§ What is expected
Of all the lines in the records below, copy only those that contain the string "erklärte".

§ Dataset entries
__________________________________________________

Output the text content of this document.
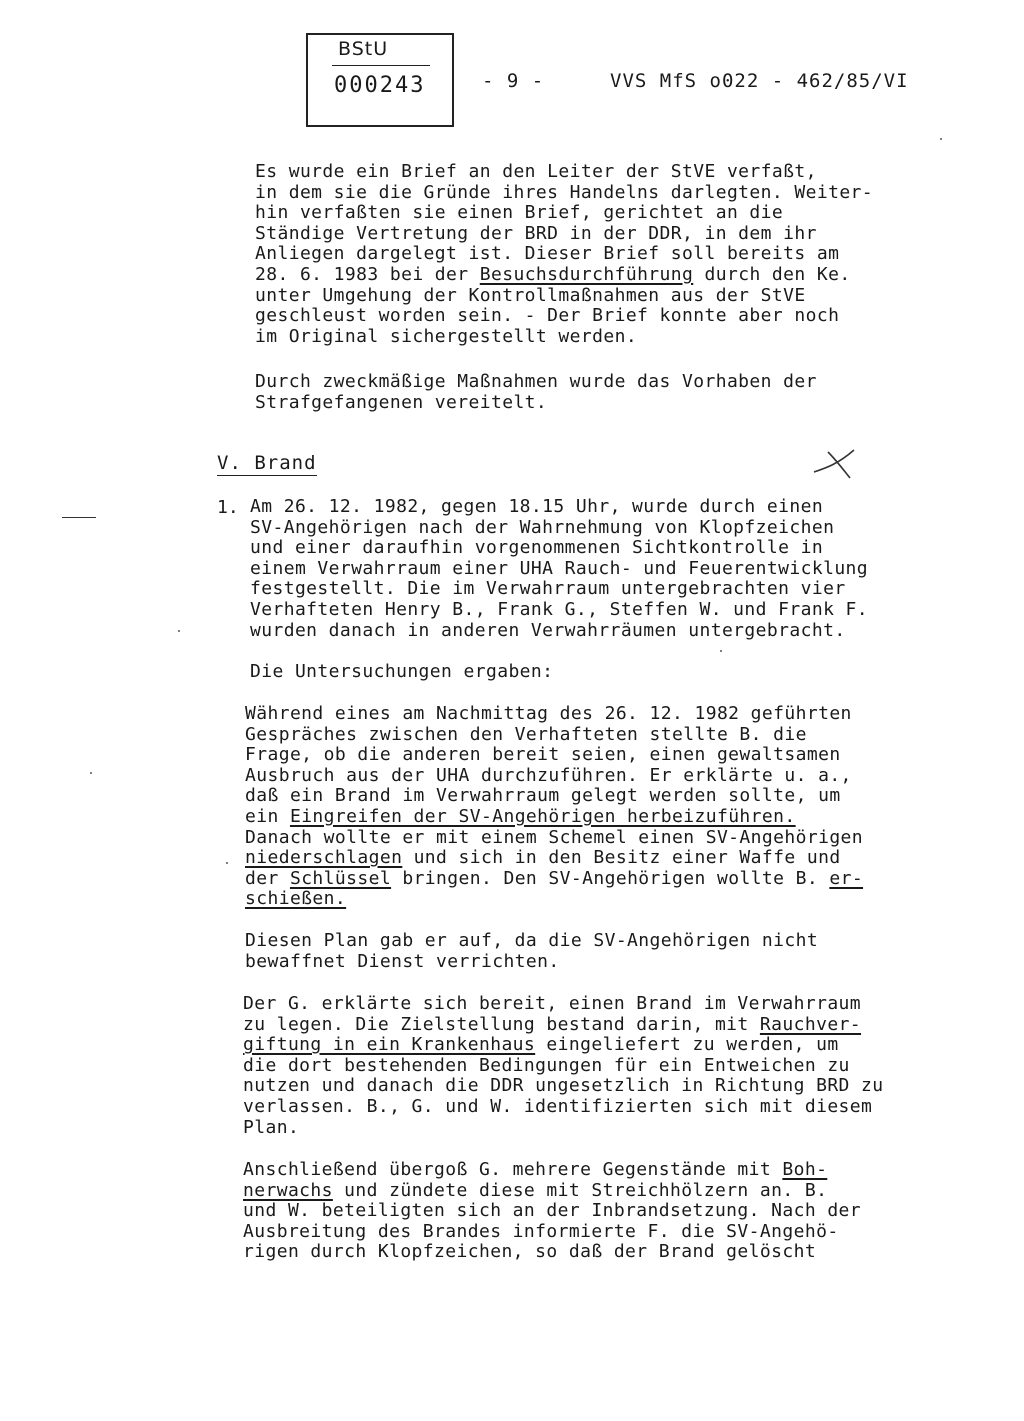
BStU
000243	- 9 -	VVS MfS o022 - 462/85/VI
Es wurde ein Brief an den Leiter der StVE verfaßt,
in dem sie die Gründe ihres Handelns darlegten. Weiter-
hin verfaßten sie einen Brief, gerichtet an die
Ständige Vertretung der BRD in der DDR, in dem ihr
Anliegen dargelegt ist. Dieser Brief soll bereits am
28. 6. 1983 bei der Besuchsdurchführung durch den Ke.
unter Umgehung der Kontrollmaßnahmen aus der StVE
geschleust worden sein. - Der Brief konnte aber noch
im Original sichergestellt werden.
Durch zweckmäßige Maßnahmen wurde das Vorhaben der
Strafgefangenen vereitelt.
V. Brand
1. Am 26. 12. 1982, gegen 18.15 Uhr, wurde durch einen
SV-Angehörigen nach der Wahrnehmung von Klopfzeichen
und einer daraufhin vorgenommenen Sichtkontrolle in
einem Verwahrraum einer UHA Rauch- und Feuerentwicklung
festgestellt. Die im Verwahrraum untergebrachten vier
Verhafteten Henry B., Frank G., Steffen W. und Frank F.
wurden danach in anderen Verwahrräumen untergebracht.
Die Untersuchungen ergaben:
Während eines am Nachmittag des 26. 12. 1982 geführten
Gespräches zwischen den Verhafteten stellte B. die
Frage, ob die anderen bereit seien, einen gewaltsamen
Ausbruch aus der UHA durchzuführen. Er erklärte u. a.,
daß ein Brand im Verwahrraum gelegt werden sollte, um
ein Eingreifen der SV-Angehörigen herbeizuführen.
Danach wollte er mit einem Schemel einen SV-Angehörigen
niederschlagen und sich in den Besitz einer Waffe und
der Schlüssel bringen. Den SV-Angehörigen wollte B. er-
schießen.
Diesen Plan gab er auf, da die SV-Angehörigen nicht
bewaffnet Dienst verrichten.
Der G. erklärte sich bereit, einen Brand im Verwahrraum
zu legen. Die Zielstellung bestand darin, mit Rauchver-
giftung in ein Krankenhaus eingeliefert zu werden, um
die dort bestehenden Bedingungen für ein Entweichen zu
nutzen und danach die DDR ungesetzlich in Richtung BRD zu
verlassen. B., G. und W. identifizierten sich mit diesem
Plan.
Anschließend übergoß G. mehrere Gegenstände mit Boh-
nerwachs und zündete diese mit Streichhölzern an. B.
und W. beteiligten sich an der Inbrandsetzung. Nach der
Ausbreitung des Brandes informierte F. die SV-Angehö-
rigen durch Klopfzeichen, so daß der Brand gelöscht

__________________________________________________

§ Result
Ausbruch aus der UHA durchzuführen. Er erklärte u. a.,
Der G. erklärte sich bereit, einen Brand im Verwahrraum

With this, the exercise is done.